Stored entries
— Begin —

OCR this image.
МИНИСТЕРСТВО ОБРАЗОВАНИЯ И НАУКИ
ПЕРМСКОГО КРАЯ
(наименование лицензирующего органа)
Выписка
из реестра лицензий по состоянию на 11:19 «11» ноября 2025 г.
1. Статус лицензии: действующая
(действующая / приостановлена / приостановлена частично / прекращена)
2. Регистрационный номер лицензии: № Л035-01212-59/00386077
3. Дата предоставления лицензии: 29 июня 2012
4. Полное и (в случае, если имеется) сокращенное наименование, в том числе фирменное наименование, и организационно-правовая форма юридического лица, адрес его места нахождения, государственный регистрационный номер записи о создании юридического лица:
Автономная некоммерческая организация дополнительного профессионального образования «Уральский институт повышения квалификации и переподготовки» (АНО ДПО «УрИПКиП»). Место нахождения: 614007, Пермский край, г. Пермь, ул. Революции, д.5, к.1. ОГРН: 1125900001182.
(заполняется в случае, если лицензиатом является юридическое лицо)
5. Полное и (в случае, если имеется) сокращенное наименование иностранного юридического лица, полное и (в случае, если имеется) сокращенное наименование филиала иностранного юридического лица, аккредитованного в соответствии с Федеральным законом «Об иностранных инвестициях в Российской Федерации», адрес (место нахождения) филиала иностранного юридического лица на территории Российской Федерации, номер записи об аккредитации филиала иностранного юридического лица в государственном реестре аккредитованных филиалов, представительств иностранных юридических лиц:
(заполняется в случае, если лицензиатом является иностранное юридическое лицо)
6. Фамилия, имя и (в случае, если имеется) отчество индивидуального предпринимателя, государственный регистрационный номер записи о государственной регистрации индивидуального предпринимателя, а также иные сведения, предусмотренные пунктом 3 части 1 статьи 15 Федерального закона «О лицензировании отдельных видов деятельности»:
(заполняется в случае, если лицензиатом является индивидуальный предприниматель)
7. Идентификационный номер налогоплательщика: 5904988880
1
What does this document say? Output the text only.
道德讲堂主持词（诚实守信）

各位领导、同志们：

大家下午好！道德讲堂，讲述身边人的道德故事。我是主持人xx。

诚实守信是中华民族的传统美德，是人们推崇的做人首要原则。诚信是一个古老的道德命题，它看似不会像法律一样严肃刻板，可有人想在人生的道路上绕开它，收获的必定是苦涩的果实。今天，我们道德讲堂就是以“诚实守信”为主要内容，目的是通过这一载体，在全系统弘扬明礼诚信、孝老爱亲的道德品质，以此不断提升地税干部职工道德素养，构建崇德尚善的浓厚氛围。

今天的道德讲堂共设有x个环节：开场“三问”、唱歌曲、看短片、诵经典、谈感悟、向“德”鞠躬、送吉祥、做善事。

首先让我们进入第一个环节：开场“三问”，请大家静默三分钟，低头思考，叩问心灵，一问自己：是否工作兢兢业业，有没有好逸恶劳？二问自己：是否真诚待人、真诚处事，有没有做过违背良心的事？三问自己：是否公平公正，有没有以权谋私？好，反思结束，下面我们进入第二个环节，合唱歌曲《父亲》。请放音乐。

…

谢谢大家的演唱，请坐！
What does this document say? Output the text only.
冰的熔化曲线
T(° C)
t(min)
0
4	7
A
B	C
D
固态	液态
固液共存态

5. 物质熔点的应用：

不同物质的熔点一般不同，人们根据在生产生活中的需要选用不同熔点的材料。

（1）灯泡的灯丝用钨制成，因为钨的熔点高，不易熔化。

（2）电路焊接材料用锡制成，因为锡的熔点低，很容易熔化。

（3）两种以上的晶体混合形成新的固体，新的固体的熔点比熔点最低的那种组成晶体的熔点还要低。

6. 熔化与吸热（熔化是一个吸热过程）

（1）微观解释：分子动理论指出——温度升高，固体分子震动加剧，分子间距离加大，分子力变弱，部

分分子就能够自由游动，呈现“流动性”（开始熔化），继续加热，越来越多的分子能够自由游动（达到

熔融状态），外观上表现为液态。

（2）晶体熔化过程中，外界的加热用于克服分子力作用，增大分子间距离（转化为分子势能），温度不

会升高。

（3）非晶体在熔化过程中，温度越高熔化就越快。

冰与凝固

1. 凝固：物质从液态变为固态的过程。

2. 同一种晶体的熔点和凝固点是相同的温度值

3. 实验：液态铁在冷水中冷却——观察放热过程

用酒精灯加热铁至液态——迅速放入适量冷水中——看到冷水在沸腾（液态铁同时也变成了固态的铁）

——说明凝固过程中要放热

— End —

> **Task requirements**
Select every line of the records holding the string "действующая".

> **Result for this exercise**
1. Статус лицензии: действующая
(действующая / приостановлена / приостановлена частично / прекращена)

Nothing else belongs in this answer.